Given problem =>
Report, word for word, every line of the material that contains "units".

Material shown =>
▽

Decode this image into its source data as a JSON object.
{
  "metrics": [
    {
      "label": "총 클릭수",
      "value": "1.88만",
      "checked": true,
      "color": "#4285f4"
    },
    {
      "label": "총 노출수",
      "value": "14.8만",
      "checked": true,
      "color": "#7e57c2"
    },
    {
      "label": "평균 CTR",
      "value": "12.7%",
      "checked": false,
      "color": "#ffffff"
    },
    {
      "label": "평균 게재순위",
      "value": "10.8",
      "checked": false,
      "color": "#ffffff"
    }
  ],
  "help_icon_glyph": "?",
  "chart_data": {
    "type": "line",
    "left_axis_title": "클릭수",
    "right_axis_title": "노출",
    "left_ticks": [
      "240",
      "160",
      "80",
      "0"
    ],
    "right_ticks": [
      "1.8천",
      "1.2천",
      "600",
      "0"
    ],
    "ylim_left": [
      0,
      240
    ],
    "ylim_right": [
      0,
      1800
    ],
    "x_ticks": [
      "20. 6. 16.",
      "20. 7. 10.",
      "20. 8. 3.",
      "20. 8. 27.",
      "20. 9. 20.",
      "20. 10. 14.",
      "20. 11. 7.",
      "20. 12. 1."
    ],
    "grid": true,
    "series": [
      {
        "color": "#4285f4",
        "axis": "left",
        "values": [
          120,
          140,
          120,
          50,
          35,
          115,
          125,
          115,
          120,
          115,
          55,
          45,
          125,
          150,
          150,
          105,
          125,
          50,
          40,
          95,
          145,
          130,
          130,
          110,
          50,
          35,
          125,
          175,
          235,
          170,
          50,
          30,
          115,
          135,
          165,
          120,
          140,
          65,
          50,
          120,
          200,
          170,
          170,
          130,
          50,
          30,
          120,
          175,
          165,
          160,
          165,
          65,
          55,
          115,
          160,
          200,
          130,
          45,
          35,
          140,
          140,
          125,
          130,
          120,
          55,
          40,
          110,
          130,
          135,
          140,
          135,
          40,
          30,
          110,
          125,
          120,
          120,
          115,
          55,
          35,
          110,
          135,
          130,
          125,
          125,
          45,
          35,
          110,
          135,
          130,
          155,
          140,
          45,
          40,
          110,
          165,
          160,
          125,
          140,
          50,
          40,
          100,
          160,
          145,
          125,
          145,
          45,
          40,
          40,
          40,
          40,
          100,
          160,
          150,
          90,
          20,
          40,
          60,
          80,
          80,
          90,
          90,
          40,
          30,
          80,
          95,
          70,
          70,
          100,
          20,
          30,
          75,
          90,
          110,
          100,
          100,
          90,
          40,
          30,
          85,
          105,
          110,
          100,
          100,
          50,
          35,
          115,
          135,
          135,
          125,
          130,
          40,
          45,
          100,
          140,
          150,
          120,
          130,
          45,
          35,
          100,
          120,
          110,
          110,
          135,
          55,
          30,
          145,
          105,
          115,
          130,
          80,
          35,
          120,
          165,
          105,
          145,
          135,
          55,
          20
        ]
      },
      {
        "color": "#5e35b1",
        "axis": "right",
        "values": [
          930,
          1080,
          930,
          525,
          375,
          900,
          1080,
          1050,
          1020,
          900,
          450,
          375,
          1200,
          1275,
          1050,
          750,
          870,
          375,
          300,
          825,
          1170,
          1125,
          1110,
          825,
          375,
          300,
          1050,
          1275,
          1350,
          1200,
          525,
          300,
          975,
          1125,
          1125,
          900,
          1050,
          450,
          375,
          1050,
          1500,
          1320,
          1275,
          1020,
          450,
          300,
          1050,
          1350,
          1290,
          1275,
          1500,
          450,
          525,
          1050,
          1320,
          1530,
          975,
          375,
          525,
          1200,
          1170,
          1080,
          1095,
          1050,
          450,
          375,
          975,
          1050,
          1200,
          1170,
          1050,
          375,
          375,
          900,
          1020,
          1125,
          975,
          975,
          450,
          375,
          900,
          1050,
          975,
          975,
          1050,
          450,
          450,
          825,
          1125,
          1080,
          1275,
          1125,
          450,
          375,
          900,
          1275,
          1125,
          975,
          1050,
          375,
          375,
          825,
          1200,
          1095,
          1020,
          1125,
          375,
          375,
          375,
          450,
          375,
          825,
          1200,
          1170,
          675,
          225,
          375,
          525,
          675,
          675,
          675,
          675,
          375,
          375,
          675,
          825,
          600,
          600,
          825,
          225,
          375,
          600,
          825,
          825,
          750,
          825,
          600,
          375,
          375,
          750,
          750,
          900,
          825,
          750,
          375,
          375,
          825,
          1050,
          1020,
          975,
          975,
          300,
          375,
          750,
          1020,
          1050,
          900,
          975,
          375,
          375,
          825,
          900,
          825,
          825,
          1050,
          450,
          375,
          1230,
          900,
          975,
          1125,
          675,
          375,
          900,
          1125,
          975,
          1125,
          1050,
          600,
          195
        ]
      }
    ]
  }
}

△
▽

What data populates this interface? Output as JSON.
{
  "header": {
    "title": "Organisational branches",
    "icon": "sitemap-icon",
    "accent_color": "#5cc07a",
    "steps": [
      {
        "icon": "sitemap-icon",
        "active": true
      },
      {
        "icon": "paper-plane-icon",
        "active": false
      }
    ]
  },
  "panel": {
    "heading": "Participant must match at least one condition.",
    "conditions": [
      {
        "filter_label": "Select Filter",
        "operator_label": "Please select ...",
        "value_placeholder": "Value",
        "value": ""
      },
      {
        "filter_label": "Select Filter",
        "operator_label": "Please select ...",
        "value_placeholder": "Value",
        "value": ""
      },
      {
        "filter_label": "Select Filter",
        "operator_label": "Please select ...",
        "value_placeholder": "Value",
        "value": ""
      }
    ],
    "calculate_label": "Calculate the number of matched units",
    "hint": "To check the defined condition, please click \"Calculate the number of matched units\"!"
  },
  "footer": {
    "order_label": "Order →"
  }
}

△

Response for this exercise =>
    "calculate_label": "Calculate the number of matched units",
    "hint": "To check the defined condition, please click \"Calculate the number of matched units\"!"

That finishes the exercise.